* [To be done]
Render the lines of the material from the line containing "band-tas-25pct <box>409 438 420 450</box>" up to and including the line containing "map-panel-50mm <box>250 510 484 704</box>" as a JSON list of strings, one string per line.

[Image element box records]
* Begin *
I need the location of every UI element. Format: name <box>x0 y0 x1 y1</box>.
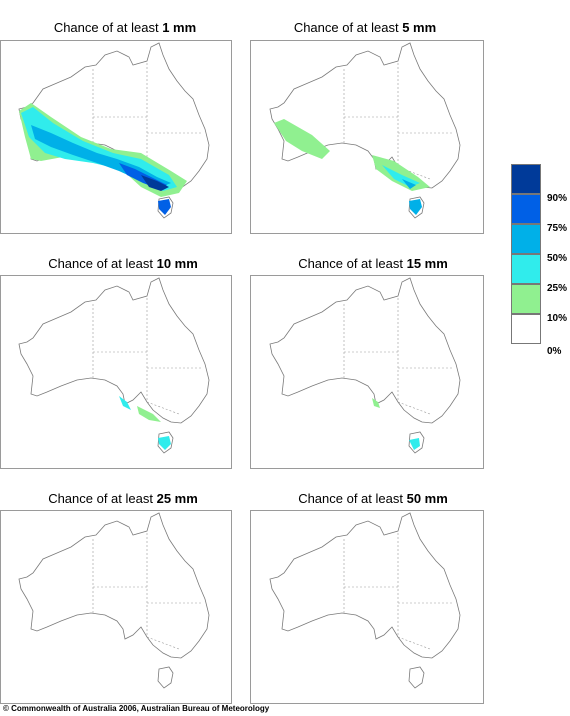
band-tas-25pct <box>409 438 420 450</box>
band-tas-25pct <box>158 436 171 450</box>
australia-map-svg <box>269 512 461 689</box>
legend-swatch-75 <box>511 194 541 224</box>
border-nsw-vic <box>146 636 180 650</box>
panel-title-10mm: Chance of at least 10 mm <box>48 256 198 271</box>
tasmania-outline <box>157 666 174 689</box>
map-panel-50mm <box>250 510 484 704</box>
legend-swatch-25 <box>511 254 541 284</box>
border-nsw-vic <box>146 401 180 415</box>
australia-outline <box>18 512 210 659</box>
map-panel-1mm <box>0 40 232 234</box>
legend-label-10: 10% <box>547 313 568 324</box>
band-10pct <box>274 119 330 159</box>
legend-label-0: 0% <box>547 346 562 357</box>
map-panel-15mm <box>250 275 484 469</box>
australia-outline <box>18 277 210 424</box>
border-nsw-vic <box>397 401 431 415</box>
band-25pct <box>382 165 420 187</box>
copyright-footer: © Commonwealth of Australia 2006, Austra… <box>3 704 270 713</box>
legend-label-75: 75% <box>547 223 568 234</box>
legend-label-50: 50% <box>547 253 568 264</box>
australia-outline <box>269 277 461 424</box>
legend-swatch-50 <box>511 224 541 254</box>
map-panel-25mm <box>0 510 232 704</box>
legend-label-90: 90% <box>547 193 568 204</box>
band-10pct <box>137 406 161 422</box>
border-nsw-vic <box>397 636 431 650</box>
legend-label-25: 25% <box>547 283 568 294</box>
map-panel-10mm <box>0 275 232 469</box>
australia-outline <box>269 42 461 189</box>
panel-title-15mm: Chance of at least 15 mm <box>298 256 448 271</box>
australia-outline <box>269 512 461 659</box>
australia-map-svg <box>18 277 210 454</box>
australia-map-svg <box>18 512 210 689</box>
panel-title-1mm: Chance of at least 1 mm <box>53 20 197 35</box>
panel-title-5mm: Chance of at least 5 mm <box>293 20 437 35</box>
band-90pct <box>141 175 169 191</box>
australia-map-svg <box>18 42 210 219</box>
band-25pct <box>119 396 131 410</box>
panel-title-25mm: Chance of at least 25 mm <box>48 491 198 506</box>
tasmania-outline <box>408 666 425 689</box>
legend-swatch-90 <box>511 164 541 194</box>
legend-swatch-10 <box>511 284 541 314</box>
band-tas-50pct <box>409 199 422 215</box>
band-tas-75pct <box>158 199 171 215</box>
panel-title-50mm: Chance of at least 50 mm <box>298 491 448 506</box>
map-panel-5mm <box>250 40 484 234</box>
band-10pct <box>372 398 380 408</box>
australia-map-svg <box>269 42 461 219</box>
australia-map-svg <box>269 277 461 454</box>
legend-swatch-0 <box>511 314 541 344</box>
band-50pct <box>402 179 416 189</box>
* End *
* [Worked solution]
[
  "band-tas-25pct <box>409 438 420 450</box>",
  "band-tas-25pct <box>158 436 171 450</box>",
  "australia-map-svg <box>269 512 461 689</box>",
  "legend-swatch-75 <box>511 194 541 224</box>",
  "border-nsw-vic <box>146 636 180 650</box>",
  "panel-title-10mm: Chance of at least 10 mm <box>48 256 198 271</box>",
  "tasmania-outline <box>157 666 174 689</box>",
  "map-panel-50mm <box>250 510 484 704</box>"
]